▶ **Work instructions**:
Wherever the string "Wiener" appears in the listing, copy that line.

--- start of Data entries ---

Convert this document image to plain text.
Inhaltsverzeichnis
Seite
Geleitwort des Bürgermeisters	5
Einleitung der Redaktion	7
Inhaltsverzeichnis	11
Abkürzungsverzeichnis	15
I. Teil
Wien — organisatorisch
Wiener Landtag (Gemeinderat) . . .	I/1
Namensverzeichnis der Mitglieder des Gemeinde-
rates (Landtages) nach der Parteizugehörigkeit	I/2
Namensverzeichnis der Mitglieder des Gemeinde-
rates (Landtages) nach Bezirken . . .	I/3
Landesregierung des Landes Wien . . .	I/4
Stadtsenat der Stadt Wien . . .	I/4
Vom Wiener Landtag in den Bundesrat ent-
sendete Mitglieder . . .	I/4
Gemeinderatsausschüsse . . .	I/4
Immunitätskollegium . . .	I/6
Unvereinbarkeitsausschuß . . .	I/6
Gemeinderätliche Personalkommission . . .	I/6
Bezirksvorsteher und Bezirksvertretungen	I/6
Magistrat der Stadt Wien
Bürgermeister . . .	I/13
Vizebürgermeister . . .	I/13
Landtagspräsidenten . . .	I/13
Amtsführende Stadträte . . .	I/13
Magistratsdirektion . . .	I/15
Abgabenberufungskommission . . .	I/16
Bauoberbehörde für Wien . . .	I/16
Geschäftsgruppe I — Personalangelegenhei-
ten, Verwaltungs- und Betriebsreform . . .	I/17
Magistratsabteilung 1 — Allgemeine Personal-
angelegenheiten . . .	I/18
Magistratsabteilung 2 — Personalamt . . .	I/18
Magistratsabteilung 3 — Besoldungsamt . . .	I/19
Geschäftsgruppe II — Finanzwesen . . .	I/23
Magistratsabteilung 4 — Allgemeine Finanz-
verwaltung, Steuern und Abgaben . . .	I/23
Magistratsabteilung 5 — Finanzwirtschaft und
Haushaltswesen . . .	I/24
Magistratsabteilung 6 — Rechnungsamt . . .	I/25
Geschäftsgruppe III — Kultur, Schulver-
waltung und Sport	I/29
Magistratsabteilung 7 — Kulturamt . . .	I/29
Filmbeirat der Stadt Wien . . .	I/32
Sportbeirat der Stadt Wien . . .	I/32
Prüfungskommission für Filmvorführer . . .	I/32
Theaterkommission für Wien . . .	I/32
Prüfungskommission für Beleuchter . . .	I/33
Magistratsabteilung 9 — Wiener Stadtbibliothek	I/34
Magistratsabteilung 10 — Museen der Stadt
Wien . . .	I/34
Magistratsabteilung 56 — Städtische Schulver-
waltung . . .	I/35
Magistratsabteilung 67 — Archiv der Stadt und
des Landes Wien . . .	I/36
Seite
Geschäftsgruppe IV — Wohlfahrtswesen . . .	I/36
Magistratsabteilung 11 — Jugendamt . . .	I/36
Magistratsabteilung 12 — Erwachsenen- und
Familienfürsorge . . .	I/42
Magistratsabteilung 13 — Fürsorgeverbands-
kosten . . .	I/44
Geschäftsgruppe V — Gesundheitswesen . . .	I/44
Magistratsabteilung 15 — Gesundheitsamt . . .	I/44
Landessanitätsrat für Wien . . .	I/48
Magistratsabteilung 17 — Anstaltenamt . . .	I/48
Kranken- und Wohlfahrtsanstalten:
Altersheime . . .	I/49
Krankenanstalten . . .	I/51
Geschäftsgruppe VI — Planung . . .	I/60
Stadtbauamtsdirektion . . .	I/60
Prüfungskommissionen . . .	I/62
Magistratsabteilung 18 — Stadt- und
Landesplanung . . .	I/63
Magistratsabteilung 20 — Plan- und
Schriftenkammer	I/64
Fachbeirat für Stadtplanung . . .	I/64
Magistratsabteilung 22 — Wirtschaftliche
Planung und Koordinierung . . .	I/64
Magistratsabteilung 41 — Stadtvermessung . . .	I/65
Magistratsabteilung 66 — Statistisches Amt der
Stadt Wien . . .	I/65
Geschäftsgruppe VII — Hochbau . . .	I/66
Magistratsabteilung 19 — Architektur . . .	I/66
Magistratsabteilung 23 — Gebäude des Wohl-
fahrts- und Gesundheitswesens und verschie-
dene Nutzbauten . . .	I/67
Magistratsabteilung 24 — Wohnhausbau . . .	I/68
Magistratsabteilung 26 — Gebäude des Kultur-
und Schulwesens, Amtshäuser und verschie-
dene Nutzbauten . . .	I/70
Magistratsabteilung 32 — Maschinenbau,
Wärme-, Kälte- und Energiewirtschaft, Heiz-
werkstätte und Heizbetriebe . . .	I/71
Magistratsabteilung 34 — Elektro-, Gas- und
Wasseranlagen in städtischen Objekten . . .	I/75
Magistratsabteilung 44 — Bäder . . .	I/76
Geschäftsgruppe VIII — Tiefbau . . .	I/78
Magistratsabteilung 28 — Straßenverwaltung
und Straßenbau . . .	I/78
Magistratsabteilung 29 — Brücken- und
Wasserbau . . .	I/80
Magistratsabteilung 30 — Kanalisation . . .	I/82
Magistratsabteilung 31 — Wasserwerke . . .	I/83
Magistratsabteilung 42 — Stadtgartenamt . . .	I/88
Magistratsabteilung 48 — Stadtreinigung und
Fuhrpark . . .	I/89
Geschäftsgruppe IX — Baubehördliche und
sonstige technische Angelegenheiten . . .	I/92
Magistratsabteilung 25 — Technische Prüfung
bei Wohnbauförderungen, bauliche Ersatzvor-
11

--- end of Data entries ---

▶ **Completed task**:
Wiener Landtag (Gemeinderat) . . .	I/1
Vom Wiener Landtag in den Bundesrat ent-
Magistratsabteilung 9 — Wiener Stadtbibliothek	I/34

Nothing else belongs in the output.